■ **WHAT THE TASK ASKS**: Identify each line containing the word "name" and copy it.

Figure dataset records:
---------------

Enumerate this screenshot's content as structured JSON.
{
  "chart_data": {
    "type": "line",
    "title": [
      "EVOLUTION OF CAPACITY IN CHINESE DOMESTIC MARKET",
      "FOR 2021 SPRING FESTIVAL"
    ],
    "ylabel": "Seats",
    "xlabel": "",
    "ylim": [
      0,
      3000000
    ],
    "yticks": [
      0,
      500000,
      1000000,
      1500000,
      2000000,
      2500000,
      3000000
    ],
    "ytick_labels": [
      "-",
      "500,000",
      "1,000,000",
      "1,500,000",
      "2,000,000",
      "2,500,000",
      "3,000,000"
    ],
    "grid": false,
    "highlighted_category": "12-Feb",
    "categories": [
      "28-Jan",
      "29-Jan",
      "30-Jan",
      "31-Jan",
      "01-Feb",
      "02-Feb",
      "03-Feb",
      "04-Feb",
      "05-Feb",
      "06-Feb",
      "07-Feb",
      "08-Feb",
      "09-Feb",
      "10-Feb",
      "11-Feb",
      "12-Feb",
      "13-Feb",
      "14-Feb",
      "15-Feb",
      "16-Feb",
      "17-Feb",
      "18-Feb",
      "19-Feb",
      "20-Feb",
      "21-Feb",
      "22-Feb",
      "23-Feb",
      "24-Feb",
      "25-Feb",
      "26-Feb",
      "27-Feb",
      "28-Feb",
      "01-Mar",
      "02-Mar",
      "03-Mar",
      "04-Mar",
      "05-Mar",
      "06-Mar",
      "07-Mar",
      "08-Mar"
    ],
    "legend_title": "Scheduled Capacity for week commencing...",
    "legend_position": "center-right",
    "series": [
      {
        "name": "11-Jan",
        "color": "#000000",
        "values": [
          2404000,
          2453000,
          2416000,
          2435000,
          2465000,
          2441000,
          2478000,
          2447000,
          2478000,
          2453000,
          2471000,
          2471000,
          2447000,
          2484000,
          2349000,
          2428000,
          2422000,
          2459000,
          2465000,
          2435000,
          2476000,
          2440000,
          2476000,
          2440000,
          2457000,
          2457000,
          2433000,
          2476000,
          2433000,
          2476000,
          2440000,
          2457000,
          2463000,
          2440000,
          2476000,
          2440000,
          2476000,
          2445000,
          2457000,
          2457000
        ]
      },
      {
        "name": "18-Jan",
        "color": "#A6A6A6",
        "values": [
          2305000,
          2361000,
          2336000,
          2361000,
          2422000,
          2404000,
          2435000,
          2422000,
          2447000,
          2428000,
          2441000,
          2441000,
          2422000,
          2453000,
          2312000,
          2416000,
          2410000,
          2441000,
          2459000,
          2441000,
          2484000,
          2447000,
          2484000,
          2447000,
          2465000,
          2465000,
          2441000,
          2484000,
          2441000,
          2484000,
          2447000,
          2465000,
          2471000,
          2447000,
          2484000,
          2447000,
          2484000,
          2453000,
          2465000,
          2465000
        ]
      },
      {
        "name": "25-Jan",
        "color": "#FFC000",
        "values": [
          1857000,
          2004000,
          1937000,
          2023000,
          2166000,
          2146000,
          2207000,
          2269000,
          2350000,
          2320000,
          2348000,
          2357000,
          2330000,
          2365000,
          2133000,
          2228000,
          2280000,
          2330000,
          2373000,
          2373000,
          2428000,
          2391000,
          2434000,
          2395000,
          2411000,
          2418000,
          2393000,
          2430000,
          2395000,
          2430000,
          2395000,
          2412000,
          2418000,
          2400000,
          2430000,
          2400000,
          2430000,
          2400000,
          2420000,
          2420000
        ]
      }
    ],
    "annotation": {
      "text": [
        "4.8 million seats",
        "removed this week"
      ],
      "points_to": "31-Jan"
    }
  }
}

---------------

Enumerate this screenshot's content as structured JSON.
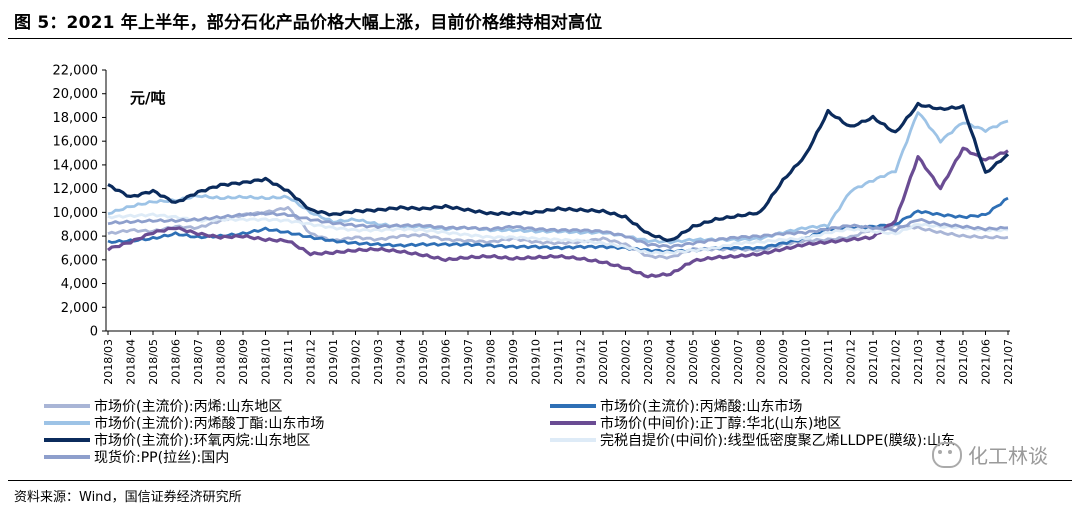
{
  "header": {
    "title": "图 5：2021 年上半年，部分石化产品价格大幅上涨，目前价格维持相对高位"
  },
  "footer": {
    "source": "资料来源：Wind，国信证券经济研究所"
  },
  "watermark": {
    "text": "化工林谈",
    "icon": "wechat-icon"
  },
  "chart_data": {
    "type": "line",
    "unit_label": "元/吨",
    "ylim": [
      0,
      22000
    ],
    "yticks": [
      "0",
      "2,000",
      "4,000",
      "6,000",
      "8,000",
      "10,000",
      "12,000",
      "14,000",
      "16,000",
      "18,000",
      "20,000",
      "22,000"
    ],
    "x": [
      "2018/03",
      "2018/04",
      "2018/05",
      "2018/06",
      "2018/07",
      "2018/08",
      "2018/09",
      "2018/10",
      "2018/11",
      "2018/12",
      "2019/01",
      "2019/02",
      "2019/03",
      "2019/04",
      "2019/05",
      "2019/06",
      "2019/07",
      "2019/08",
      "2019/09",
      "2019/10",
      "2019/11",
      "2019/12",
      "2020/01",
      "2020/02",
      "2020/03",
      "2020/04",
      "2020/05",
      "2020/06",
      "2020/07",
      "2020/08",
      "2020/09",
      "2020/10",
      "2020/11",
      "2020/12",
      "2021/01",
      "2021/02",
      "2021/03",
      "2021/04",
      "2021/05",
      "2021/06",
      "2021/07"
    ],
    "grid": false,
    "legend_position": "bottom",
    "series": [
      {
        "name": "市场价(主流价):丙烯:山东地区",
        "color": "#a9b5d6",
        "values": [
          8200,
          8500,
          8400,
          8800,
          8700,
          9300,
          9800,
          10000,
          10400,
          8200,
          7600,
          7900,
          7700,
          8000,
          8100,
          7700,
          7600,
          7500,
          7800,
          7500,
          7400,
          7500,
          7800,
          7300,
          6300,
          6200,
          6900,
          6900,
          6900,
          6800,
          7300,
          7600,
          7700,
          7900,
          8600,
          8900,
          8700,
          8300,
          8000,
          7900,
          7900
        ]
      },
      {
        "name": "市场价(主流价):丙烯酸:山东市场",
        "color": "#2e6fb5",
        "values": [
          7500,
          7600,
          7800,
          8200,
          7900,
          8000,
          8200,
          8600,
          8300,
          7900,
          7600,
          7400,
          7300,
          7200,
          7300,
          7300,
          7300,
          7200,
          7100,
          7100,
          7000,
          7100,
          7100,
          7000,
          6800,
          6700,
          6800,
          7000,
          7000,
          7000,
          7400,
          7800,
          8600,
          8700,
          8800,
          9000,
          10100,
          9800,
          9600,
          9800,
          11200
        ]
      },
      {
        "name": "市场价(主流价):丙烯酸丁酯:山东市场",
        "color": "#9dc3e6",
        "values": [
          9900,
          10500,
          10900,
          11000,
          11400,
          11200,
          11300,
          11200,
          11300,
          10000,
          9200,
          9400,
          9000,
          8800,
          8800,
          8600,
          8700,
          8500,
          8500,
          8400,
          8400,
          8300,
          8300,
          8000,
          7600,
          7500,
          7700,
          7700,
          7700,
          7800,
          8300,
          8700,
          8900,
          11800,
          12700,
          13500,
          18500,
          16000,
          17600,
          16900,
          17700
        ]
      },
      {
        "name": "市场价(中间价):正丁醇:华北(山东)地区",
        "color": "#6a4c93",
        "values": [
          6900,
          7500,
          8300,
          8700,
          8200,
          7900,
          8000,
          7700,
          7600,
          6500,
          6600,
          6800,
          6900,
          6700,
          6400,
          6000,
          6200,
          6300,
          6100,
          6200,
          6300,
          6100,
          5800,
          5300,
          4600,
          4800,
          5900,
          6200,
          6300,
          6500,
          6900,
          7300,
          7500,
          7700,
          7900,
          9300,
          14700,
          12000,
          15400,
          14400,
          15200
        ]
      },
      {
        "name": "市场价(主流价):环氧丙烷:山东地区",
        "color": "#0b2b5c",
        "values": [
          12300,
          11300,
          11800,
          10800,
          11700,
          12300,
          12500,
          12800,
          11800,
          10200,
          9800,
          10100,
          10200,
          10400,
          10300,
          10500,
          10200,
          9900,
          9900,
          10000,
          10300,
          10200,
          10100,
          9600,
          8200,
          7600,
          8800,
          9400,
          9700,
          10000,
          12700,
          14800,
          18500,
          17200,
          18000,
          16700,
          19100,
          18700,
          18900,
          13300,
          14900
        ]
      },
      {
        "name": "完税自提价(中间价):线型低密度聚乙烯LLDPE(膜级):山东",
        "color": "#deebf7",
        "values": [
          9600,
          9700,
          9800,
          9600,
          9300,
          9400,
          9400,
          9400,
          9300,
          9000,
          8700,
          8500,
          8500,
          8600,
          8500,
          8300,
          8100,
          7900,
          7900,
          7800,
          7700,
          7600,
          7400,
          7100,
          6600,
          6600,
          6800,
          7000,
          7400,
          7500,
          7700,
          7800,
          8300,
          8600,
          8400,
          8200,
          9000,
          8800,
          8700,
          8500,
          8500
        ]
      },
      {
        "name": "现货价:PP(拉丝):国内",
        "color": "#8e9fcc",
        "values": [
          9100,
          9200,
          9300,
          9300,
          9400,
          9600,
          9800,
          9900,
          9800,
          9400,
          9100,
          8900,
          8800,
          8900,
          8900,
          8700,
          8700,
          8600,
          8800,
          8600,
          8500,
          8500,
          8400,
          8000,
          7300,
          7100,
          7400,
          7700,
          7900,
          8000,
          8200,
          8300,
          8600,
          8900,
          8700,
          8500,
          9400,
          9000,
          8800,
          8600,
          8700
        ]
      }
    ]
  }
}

---------------

■ **EXERCISE SOLUTION**:
        "name": "11-Jan",
        "name": "18-Jan",
        "name": "25-Jan",
        "name": "市场价(主流价):丙烯:山东地区",
        "name": "市场价(主流价):丙烯酸:山东市场",
        "name": "市场价(主流价):丙烯酸丁酯:山东市场",
        "name": "市场价(中间价):正丁醇:华北(山东)地区",
        "name": "市场价(主流价):环氧丙烷:山东地区",
        "name": "完税自提价(中间价):线型低密度聚乙烯LLDPE(膜级):山东",
        "name": "现货价:PP(拉丝):国内",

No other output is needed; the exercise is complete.